- Set exercise
What is the number of lines in these entries that contain "Nativity"? State it alone.

- Data listing

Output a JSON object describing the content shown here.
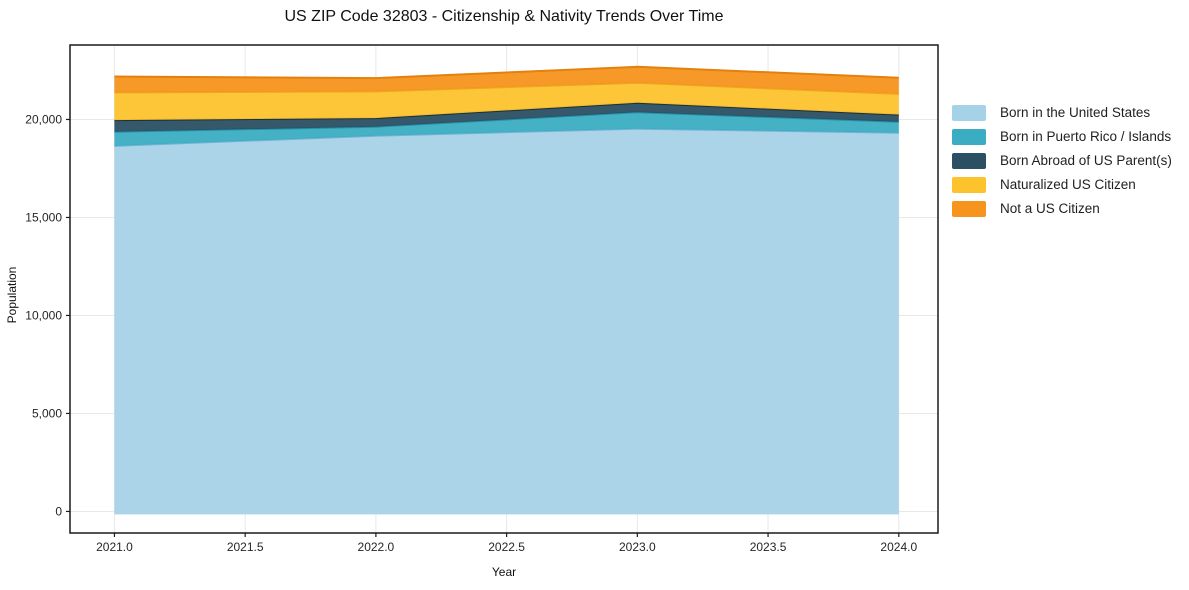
{
  "title": "US ZIP Code 32803 - Citizenship & Nativity Trends Over Time",
  "chart_data": {
    "type": "area",
    "stacked": true,
    "title": "US ZIP Code 32803 - Citizenship & Nativity Trends Over Time",
    "xlabel": "Year",
    "ylabel": "Population",
    "x": [
      2021,
      2022,
      2023,
      2024
    ],
    "series": [
      {
        "name": "Born in the United States",
        "color": "#a6d2e8",
        "edge_color": "#74b3d4",
        "values": [
          18650,
          19170,
          19530,
          19320
        ]
      },
      {
        "name": "Born in Puerto Rico / Islands",
        "color": "#3badc2",
        "edge_color": "#2591a8",
        "values": [
          720,
          460,
          840,
          560
        ]
      },
      {
        "name": "Born Abroad of US Parent(s)",
        "color": "#2b4f63",
        "edge_color": "#182f3e",
        "values": [
          600,
          440,
          480,
          370
        ]
      },
      {
        "name": "Naturalized US Citizen",
        "color": "#fcc32d",
        "edge_color": "#eda91c",
        "values": [
          1410,
          1360,
          1020,
          1055
        ]
      },
      {
        "name": "Not a US Citizen",
        "color": "#f7941e",
        "edge_color": "#e4800d",
        "values": [
          815,
          680,
          820,
          820
        ]
      }
    ],
    "totals": [
      22195,
      22110,
      22690,
      22125
    ],
    "xticks": [
      2021.0,
      2021.5,
      2022.0,
      2022.5,
      2023.0,
      2023.5,
      2024.0
    ],
    "yticks": [
      0,
      5000,
      10000,
      15000,
      20000
    ],
    "xlim": [
      2020.83,
      2024.15
    ],
    "ylim": [
      -1100,
      23800
    ],
    "baseline": -150,
    "grid": true,
    "grid_color": "#e8e8e8",
    "spine_color": "#1a1a1a",
    "tick_label_color": "#262626",
    "legend_position": "right"
  }
}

- Output of the exercise
2